---- Recorded data

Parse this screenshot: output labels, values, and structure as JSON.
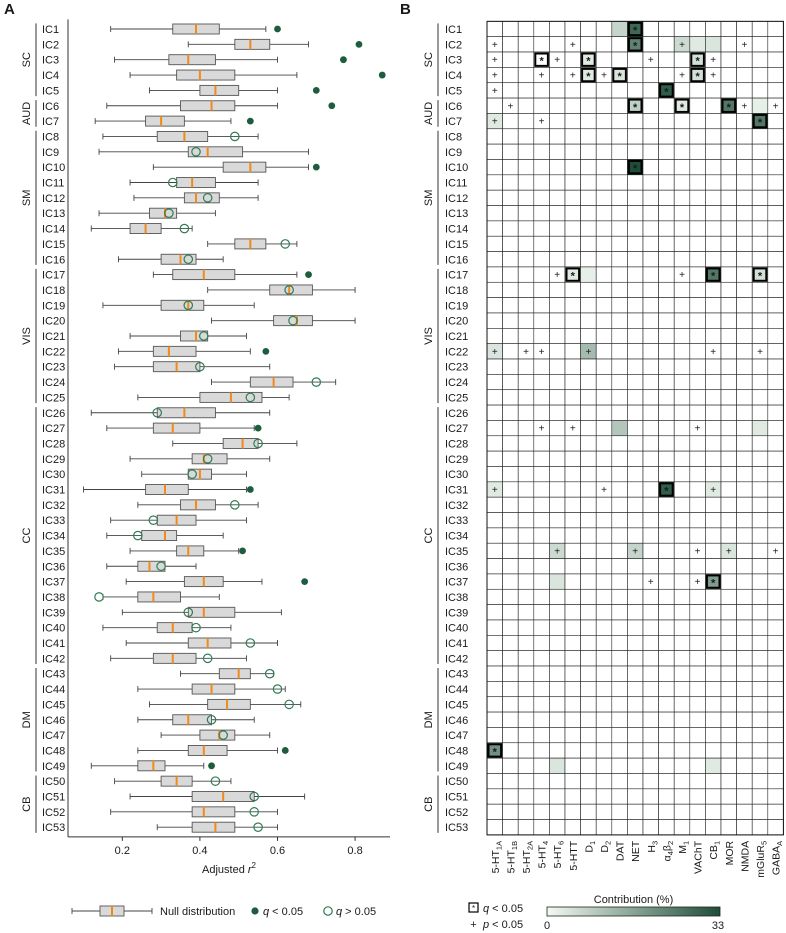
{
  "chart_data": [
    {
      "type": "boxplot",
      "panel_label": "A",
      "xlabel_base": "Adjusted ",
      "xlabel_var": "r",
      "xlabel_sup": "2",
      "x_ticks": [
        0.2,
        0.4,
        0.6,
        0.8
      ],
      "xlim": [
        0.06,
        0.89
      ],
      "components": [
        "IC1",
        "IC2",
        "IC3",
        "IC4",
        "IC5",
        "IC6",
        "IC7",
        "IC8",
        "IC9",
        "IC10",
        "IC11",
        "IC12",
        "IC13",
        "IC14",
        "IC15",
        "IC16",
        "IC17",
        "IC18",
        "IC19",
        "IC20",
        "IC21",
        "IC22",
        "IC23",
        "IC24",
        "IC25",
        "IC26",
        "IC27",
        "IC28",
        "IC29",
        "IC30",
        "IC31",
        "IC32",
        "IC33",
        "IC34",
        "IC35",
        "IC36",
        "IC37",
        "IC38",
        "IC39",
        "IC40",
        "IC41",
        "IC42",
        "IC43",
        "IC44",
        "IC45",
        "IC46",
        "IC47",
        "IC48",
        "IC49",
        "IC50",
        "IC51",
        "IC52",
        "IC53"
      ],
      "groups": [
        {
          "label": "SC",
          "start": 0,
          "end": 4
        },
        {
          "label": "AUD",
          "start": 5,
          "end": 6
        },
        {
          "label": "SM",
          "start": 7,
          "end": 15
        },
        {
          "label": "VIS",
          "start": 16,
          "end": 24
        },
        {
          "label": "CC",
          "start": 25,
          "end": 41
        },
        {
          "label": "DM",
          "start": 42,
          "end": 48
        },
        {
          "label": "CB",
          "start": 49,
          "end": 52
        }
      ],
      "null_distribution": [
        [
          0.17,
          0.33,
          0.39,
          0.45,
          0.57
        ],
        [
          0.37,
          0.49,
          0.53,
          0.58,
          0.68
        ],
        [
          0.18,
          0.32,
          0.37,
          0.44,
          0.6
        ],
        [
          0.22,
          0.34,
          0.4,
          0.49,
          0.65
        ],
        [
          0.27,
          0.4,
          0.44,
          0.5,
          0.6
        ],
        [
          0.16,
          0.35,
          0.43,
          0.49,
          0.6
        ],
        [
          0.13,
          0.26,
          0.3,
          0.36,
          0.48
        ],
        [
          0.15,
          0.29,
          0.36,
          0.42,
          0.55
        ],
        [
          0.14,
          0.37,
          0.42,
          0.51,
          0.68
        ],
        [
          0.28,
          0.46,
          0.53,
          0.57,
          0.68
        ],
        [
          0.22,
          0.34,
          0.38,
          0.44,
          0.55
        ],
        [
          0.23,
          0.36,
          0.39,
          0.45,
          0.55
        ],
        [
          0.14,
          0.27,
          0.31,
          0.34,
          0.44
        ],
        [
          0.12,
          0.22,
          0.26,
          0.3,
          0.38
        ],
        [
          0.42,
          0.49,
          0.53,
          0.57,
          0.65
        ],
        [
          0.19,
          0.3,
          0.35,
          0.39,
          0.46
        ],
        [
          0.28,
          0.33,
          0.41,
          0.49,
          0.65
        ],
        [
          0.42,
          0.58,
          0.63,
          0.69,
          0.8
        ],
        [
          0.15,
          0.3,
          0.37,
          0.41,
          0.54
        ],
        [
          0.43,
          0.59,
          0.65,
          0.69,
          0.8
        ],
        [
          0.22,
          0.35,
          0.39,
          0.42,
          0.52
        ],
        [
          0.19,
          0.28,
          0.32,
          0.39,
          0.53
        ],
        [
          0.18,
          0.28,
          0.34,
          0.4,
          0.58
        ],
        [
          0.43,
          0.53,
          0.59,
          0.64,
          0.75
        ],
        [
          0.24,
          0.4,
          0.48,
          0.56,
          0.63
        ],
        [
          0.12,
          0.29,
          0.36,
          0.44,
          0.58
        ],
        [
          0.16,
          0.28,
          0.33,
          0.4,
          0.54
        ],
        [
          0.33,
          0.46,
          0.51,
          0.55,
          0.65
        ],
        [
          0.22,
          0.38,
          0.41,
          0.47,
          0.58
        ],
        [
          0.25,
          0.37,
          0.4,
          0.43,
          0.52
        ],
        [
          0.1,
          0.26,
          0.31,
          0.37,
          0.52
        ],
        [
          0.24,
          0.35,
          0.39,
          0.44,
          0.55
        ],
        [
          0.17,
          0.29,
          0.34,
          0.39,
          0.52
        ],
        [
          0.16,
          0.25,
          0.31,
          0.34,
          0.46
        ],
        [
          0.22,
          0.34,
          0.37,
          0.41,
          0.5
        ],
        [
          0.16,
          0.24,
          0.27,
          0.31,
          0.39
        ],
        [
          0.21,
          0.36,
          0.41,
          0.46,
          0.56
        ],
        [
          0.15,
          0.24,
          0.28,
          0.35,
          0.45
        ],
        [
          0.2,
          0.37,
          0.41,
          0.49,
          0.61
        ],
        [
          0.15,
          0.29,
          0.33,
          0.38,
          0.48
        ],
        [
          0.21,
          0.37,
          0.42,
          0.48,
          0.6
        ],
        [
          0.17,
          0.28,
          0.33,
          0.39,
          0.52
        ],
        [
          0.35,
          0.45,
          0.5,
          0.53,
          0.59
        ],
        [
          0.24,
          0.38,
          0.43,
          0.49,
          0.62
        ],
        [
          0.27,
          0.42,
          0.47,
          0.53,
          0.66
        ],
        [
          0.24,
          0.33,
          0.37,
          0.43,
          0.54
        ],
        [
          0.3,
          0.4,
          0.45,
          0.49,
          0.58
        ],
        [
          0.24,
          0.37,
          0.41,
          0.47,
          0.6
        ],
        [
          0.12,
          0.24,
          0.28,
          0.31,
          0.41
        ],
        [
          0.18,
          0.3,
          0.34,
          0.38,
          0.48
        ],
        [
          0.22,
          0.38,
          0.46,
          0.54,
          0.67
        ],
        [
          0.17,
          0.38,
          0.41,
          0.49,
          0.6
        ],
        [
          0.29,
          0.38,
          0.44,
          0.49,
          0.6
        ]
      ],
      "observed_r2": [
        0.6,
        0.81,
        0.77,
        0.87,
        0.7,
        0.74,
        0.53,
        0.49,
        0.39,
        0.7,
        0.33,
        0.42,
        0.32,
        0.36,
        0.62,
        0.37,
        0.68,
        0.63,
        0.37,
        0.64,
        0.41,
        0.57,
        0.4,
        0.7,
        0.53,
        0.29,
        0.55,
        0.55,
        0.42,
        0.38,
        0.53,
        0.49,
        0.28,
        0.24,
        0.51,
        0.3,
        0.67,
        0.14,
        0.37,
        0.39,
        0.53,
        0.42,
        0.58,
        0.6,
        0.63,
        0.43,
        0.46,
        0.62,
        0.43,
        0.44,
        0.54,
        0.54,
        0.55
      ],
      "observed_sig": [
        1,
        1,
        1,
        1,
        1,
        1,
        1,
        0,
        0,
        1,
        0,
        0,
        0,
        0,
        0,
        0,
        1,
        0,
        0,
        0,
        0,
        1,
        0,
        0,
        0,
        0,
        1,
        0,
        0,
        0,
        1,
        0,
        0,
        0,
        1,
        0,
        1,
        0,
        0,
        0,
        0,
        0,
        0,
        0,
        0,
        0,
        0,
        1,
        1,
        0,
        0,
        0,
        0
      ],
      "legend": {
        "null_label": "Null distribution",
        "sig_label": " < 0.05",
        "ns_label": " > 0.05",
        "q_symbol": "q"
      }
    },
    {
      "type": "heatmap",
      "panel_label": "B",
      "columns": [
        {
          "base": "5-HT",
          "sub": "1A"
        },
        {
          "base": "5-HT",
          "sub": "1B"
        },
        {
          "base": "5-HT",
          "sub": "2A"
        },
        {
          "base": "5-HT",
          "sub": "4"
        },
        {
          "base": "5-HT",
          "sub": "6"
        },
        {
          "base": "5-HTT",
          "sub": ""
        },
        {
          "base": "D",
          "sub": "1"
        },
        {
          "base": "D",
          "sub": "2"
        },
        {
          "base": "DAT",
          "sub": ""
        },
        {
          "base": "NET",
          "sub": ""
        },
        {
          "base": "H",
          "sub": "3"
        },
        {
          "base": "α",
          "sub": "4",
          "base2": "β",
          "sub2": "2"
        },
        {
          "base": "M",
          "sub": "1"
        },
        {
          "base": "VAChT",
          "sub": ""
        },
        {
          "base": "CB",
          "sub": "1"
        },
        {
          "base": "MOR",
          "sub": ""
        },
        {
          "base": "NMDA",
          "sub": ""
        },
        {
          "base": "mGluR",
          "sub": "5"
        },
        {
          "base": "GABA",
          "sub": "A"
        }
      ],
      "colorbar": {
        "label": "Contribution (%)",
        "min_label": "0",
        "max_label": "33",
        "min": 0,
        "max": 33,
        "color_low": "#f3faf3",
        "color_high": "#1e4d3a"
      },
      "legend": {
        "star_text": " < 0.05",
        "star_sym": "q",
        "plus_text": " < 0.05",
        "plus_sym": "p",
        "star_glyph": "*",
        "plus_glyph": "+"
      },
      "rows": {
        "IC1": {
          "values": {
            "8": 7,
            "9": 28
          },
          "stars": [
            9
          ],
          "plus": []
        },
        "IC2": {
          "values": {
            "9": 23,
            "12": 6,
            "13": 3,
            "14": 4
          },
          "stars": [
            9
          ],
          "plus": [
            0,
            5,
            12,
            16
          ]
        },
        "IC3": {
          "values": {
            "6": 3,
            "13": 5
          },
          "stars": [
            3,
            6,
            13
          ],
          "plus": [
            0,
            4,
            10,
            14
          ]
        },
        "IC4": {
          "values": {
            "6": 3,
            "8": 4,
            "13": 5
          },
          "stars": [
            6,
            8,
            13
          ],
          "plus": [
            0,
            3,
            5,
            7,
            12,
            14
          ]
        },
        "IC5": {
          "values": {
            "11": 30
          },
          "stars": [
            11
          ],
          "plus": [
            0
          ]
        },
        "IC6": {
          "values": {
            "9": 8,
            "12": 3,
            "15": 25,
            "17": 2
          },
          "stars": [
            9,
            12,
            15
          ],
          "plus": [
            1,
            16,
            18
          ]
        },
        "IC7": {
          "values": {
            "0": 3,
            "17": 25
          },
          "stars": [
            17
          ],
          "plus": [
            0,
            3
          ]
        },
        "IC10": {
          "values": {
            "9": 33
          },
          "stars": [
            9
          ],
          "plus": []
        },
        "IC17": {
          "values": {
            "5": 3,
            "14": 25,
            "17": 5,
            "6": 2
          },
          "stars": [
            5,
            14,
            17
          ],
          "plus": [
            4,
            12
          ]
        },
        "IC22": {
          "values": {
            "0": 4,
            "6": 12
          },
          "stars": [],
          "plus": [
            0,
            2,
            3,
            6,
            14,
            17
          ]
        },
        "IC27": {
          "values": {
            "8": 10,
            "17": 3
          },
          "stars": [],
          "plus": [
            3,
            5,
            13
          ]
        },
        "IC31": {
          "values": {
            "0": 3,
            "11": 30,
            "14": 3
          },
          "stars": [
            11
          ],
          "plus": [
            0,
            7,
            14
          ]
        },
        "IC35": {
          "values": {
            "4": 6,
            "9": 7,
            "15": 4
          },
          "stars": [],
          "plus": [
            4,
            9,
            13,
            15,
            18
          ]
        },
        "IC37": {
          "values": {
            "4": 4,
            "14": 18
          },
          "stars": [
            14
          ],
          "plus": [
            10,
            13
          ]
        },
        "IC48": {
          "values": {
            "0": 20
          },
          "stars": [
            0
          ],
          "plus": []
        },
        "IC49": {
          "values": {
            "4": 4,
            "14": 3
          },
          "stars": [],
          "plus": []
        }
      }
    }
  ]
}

--------

#### Task description
Check each line of the entries above for the word "start". List the ones that have it.

#### Response
          "start": 0,
          "start": 5,
          "start": 7,
          "start": 16,
          "start": 25,
          "start": 42,
          "start": 49,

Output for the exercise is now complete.